RECORDS SHOWN
>> BEGIN

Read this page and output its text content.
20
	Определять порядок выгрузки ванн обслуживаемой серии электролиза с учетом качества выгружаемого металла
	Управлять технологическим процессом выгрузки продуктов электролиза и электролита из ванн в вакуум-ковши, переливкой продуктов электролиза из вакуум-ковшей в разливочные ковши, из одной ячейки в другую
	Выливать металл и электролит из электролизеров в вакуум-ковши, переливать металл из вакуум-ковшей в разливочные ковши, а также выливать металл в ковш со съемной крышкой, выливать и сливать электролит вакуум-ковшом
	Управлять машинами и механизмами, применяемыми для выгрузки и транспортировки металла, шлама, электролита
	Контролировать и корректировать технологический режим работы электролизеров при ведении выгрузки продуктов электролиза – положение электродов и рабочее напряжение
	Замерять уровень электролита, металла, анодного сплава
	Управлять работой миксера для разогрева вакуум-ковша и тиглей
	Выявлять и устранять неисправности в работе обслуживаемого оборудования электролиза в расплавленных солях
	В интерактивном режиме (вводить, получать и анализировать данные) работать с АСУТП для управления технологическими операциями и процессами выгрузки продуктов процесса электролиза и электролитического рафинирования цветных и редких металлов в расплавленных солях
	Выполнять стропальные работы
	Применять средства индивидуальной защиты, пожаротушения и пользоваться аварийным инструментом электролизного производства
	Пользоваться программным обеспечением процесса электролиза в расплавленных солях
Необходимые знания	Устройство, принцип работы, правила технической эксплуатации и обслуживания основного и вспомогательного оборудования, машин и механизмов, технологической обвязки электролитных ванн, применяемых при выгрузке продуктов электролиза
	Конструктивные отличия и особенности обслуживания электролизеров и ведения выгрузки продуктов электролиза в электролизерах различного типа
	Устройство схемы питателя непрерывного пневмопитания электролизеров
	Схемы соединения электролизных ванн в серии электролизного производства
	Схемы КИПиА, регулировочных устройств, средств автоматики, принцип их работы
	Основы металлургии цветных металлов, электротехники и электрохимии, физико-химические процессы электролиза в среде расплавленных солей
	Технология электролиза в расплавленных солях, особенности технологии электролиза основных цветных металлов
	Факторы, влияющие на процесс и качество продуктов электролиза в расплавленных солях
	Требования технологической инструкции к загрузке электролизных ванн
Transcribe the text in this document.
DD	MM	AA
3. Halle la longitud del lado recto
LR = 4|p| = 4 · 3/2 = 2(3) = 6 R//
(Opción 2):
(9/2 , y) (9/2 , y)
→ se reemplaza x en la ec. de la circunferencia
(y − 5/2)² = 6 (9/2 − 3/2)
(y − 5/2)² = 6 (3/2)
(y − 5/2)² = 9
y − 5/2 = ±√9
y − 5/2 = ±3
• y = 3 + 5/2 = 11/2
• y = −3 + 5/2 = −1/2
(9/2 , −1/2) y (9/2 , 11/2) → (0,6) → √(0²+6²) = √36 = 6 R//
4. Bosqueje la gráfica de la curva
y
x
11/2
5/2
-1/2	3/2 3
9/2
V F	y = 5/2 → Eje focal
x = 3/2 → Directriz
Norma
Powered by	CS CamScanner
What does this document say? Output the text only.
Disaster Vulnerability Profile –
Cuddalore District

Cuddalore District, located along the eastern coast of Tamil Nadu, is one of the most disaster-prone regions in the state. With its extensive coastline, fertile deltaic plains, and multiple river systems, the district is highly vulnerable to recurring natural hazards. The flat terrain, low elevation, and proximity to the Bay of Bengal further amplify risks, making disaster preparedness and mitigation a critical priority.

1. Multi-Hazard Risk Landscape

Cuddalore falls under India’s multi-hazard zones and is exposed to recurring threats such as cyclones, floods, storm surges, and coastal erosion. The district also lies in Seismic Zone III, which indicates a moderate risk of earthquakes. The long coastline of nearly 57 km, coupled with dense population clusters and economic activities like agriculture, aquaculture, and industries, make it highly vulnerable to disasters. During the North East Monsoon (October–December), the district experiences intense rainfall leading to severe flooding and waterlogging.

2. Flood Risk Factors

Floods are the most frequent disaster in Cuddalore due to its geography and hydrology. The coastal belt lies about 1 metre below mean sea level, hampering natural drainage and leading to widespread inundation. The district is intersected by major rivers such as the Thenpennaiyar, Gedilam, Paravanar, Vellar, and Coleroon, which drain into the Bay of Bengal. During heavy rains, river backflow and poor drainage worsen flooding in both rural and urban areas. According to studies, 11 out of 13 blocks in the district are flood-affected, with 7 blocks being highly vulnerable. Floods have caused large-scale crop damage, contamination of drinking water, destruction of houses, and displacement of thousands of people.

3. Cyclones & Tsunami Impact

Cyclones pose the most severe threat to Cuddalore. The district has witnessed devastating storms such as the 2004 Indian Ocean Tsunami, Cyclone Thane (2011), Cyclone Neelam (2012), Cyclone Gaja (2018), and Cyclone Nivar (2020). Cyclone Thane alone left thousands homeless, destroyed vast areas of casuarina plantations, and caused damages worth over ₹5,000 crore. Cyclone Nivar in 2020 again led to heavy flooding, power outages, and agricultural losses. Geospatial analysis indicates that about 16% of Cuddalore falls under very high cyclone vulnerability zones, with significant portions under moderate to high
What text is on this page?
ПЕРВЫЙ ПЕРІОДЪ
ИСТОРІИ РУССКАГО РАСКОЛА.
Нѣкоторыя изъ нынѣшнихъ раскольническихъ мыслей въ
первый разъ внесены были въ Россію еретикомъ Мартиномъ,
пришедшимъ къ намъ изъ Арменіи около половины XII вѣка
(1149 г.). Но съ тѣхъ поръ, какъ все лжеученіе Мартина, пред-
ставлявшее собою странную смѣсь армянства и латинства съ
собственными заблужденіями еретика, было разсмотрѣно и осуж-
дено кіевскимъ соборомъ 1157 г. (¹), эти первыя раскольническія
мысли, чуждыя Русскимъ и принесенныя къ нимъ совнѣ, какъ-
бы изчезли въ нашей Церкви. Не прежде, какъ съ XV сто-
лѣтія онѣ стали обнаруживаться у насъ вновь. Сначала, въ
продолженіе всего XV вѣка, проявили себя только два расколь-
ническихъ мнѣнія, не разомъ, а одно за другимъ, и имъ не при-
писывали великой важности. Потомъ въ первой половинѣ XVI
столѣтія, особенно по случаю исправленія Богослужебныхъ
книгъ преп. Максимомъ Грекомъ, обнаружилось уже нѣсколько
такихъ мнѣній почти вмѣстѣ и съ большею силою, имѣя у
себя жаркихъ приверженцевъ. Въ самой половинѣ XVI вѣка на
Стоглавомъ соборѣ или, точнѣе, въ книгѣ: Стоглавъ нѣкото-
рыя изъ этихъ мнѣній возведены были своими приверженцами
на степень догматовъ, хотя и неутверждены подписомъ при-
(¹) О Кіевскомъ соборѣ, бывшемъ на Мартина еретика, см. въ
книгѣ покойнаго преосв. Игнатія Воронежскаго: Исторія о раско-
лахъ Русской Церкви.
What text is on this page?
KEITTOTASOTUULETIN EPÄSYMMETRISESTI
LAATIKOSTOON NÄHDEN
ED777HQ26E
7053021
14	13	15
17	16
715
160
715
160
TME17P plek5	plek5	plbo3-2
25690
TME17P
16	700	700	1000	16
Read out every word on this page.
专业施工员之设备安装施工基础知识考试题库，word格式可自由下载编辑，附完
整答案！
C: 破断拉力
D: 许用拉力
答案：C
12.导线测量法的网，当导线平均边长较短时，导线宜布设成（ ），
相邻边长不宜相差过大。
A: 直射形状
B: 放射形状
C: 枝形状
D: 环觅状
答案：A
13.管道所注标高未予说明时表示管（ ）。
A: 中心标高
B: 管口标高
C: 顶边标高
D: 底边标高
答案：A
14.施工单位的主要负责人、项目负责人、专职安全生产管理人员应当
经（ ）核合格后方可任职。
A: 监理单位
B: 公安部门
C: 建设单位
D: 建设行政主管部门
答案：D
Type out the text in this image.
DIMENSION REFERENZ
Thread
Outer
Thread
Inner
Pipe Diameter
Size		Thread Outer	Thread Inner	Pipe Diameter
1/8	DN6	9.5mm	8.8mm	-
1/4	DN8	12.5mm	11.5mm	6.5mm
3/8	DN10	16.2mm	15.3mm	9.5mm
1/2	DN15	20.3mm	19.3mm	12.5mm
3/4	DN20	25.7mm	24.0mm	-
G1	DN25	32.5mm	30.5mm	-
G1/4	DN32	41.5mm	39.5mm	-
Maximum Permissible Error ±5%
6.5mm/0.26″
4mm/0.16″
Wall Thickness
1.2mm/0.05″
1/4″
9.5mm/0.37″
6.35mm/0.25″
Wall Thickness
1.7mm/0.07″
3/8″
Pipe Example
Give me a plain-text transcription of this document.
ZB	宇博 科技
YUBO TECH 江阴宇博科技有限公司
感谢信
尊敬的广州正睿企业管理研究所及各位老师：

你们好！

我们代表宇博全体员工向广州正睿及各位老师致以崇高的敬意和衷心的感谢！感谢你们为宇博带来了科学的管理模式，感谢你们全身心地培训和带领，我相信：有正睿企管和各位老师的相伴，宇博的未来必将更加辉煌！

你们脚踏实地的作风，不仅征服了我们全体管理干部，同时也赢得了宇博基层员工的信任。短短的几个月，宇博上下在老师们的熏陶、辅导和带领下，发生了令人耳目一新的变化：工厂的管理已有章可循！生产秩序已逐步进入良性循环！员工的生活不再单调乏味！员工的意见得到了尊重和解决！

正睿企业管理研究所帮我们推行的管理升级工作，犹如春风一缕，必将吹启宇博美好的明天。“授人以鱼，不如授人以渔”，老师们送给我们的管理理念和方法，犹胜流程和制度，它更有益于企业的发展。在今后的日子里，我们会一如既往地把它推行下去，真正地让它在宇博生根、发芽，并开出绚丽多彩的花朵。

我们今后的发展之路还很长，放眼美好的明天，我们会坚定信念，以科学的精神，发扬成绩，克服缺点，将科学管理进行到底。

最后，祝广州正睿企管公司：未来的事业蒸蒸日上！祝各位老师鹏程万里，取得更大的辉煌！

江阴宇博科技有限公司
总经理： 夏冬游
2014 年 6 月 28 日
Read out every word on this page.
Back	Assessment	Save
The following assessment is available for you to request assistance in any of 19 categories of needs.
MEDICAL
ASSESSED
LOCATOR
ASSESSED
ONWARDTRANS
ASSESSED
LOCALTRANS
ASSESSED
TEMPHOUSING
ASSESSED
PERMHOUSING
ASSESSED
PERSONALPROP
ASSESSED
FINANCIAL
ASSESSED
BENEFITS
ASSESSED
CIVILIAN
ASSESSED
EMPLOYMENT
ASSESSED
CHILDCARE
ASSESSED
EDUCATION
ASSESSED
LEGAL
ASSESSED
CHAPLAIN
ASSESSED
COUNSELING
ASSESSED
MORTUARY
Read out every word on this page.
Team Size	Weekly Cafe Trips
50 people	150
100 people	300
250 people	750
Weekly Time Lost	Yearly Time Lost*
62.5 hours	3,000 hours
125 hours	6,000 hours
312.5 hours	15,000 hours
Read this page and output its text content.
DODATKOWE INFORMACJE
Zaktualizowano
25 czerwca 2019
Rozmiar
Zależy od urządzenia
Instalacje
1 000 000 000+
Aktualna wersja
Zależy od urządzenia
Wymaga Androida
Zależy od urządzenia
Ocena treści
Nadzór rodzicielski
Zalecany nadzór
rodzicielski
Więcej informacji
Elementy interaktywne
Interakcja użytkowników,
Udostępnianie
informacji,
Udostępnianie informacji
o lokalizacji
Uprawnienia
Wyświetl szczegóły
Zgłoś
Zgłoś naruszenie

>> END

PROBLEM DETAILS
Every line of the listing that holds "металлов" should be found and copied.

RESPONSE TO THIS EXERCISE
	В интерактивном режиме (вводить, получать и анализировать данные) работать с АСУТП для управления технологическими операциями и процессами выгрузки продуктов процесса электролиза и электролитического рафинирования цветных и редких металлов в расплавленных солях
	Основы металлургии цветных металлов, электротехники и электрохимии, физико-химические процессы электролиза в среде расплавленных солей
	Технология электролиза в расплавленных солях, особенности технологии электролиза основных цветных металлов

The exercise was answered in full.